== Directive ==
Without the pictures, print each of the records below exactly as it appears.

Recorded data
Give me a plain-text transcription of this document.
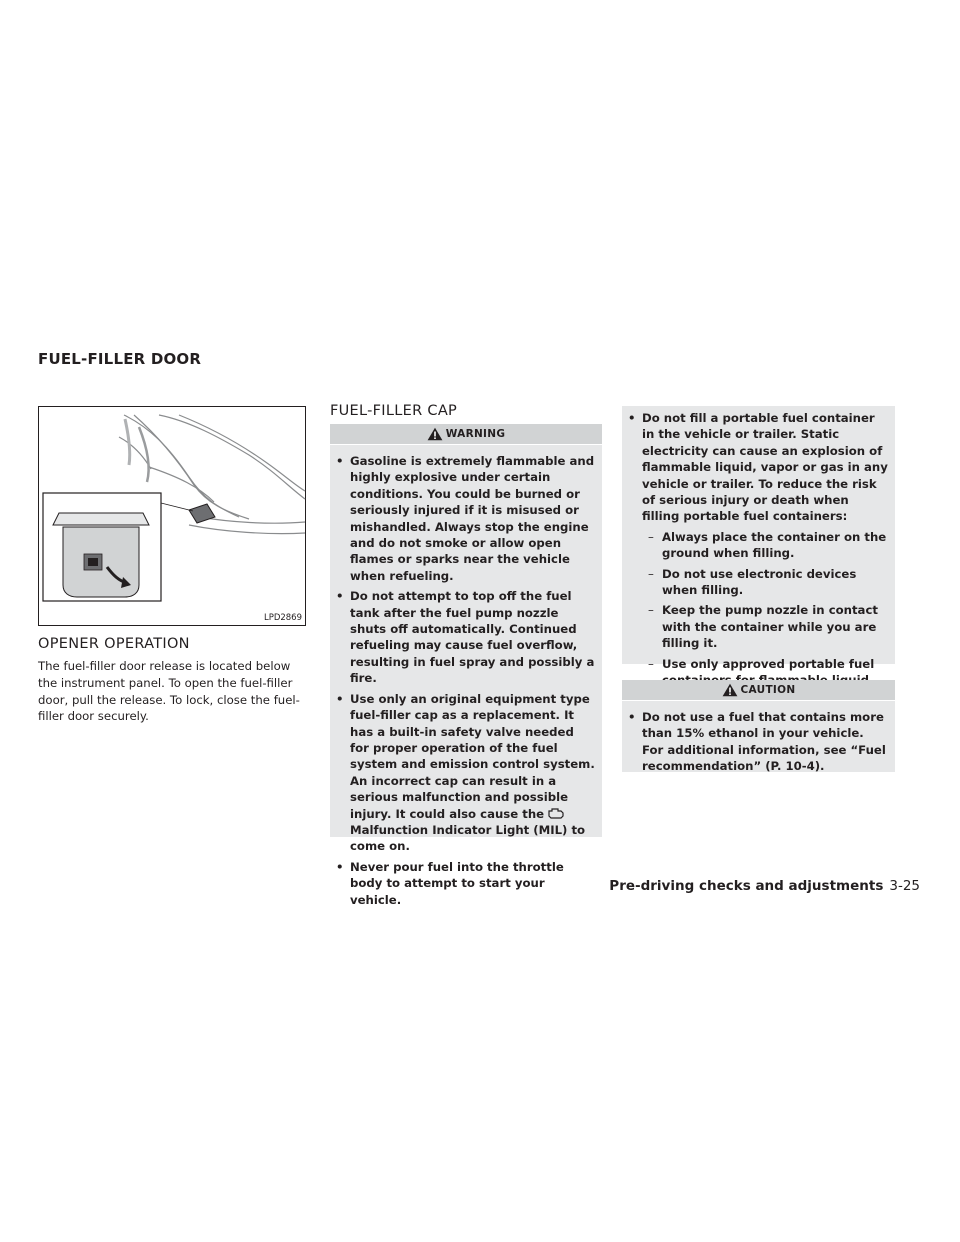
FUEL-FILLER DOOR
LPD2869
OPENER OPERATION
The fuel-filler door release is located below the instrument panel. To open the fuel-filler door, pull the release. To lock, close the fuel-filler door securely.
FUEL-FILLER CAP
WARNING
• Gasoline is extremely flammable and highly explosive under certain conditions. You could be burned or seriously injured if it is misused or mishandled. Always stop the engine and do not smoke or allow open flames or sparks near the vehicle when refueling.
• Do not attempt to top off the fuel tank after the fuel pump nozzle shuts off automatically. Continued refueling may cause fuel overflow, resulting in fuel spray and possibly a fire.
• Use only an original equipment type fuel-filler cap as a replacement. It has a built-in safety valve needed for proper operation of the fuel system and emission control system. An incorrect cap can result in a serious malfunction and possible injury. It could also cause theMalfunction Indicator Light (MIL) to come on.
• Never pour fuel into the throttle body to attempt to start your vehicle.
• Do not fill a portable fuel container in the vehicle or trailer. Static electricity can cause an explosion of flammable liquid, vapor or gas in any vehicle or trailer. To reduce the risk of serious injury or death when filling portable fuel containers:
– Always place the container on the ground when filling.
– Do not use electronic devices when filling.
– Keep the pump nozzle in contact with the container while you are filling it.
– Use only approved portable fuel
CAUTION
• Do not use a fuel that contains more than 15% ethanol in your vehicle. For additional information, see “Fuel recommendation” (P. 10-4).
Pre-driving checks and adjustments 3-25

== Solution ==
Give me a plain-text transcription of this document.
FUEL-FILLER DOOR
LPD2869
OPENER OPERATION
The fuel-filler door release is located below the instrument panel. To open the fuel-filler door, pull the release. To lock, close the fuel-filler door securely.
FUEL-FILLER CAP
WARNING
• Gasoline is extremely flammable and highly explosive under certain conditions. You could be burned or seriously injured if it is misused or mishandled. Always stop the engine and do not smoke or allow open flames or sparks near the vehicle when refueling.
• Do not attempt to top off the fuel tank after the fuel pump nozzle shuts off automatically. Continued refueling may cause fuel overflow, resulting in fuel spray and possibly a fire.
• Use only an original equipment type fuel-filler cap as a replacement. It has a built-in safety valve needed for proper operation of the fuel system and emission control system. An incorrect cap can result in a serious malfunction and possible injury. It could also cause theMalfunction Indicator Light (MIL) to come on.
• Never pour fuel into the throttle body to attempt to start your vehicle.
• Do not fill a portable fuel container in the vehicle or trailer. Static electricity can cause an explosion of flammable liquid, vapor or gas in any vehicle or trailer. To reduce the risk of serious injury or death when filling portable fuel containers:
– Always place the container on the ground when filling.
– Do not use electronic devices when filling.
– Keep the pump nozzle in contact with the container while you are filling it.
– Use only approved portable fuel
CAUTION
• Do not use a fuel that contains more than 15% ethanol in your vehicle. For additional information, see “Fuel recommendation” (P. 10-4).
Pre-driving checks and adjustments 3-25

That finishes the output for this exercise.